Using the records provided below, locate and copy each line that contains the word "JSON".

——

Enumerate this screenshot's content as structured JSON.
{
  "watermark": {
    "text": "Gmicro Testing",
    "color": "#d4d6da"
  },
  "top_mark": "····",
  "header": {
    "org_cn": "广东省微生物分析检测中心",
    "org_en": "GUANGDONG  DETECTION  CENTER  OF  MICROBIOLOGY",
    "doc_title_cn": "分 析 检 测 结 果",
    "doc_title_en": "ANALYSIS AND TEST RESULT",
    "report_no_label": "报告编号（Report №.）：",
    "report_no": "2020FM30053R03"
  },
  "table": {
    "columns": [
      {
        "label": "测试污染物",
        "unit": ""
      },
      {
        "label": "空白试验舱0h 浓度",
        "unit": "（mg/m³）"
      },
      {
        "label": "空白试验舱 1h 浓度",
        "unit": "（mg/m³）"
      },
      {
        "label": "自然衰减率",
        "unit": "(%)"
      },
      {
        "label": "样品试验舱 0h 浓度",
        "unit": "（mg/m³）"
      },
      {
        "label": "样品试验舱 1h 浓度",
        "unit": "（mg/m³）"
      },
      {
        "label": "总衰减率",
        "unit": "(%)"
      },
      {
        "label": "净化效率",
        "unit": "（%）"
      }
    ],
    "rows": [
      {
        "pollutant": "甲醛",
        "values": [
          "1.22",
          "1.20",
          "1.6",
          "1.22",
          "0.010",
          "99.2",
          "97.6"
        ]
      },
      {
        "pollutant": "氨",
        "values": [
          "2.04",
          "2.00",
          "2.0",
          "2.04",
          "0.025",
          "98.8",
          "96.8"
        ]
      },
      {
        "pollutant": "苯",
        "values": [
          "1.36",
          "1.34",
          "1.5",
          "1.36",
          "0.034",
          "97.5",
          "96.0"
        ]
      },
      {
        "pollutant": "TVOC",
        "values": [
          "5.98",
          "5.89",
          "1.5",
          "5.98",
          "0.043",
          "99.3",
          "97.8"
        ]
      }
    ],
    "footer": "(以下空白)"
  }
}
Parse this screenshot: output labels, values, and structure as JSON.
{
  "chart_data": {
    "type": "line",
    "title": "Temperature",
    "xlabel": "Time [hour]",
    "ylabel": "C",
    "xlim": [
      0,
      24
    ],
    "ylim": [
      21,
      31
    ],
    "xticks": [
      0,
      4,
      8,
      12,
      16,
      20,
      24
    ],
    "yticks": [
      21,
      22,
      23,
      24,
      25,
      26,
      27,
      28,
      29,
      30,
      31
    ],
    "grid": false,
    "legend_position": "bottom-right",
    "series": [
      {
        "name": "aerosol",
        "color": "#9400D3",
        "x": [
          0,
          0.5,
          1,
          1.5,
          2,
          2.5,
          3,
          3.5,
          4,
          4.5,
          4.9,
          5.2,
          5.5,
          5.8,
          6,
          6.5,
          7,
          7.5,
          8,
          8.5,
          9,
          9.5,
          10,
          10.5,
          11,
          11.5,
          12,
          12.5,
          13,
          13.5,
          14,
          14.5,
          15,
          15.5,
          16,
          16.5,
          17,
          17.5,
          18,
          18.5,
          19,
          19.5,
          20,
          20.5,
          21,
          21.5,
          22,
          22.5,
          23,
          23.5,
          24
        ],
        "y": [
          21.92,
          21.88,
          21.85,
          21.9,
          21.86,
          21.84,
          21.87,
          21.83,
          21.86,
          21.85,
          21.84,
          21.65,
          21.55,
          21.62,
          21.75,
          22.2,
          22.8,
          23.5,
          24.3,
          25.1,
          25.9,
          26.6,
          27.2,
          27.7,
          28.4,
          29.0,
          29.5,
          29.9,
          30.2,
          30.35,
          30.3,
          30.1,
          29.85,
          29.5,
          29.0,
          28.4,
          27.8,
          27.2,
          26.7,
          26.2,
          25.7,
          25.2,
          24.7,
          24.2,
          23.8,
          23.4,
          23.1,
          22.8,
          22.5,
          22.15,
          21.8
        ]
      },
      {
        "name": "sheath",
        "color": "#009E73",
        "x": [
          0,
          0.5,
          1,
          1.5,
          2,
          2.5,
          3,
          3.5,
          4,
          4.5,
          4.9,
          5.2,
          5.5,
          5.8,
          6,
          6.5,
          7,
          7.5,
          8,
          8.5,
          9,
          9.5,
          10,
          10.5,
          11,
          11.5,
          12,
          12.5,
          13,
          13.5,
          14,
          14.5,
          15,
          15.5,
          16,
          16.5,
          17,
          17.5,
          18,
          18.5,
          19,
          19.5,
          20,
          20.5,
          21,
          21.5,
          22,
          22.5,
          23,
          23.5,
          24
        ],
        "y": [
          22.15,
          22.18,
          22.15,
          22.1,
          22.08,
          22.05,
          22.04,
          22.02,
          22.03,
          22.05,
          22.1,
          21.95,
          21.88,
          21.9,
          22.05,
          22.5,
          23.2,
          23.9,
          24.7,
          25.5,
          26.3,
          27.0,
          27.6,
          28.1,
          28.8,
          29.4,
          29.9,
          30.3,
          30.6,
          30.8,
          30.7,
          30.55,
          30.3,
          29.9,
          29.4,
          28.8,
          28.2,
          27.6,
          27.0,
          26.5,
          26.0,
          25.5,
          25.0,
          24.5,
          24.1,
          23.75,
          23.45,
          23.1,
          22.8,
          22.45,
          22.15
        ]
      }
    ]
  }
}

——

The solution
Enumerate this screenshot's content as structured JSON.
Parse this screenshot: output labels, values, and structure as JSON.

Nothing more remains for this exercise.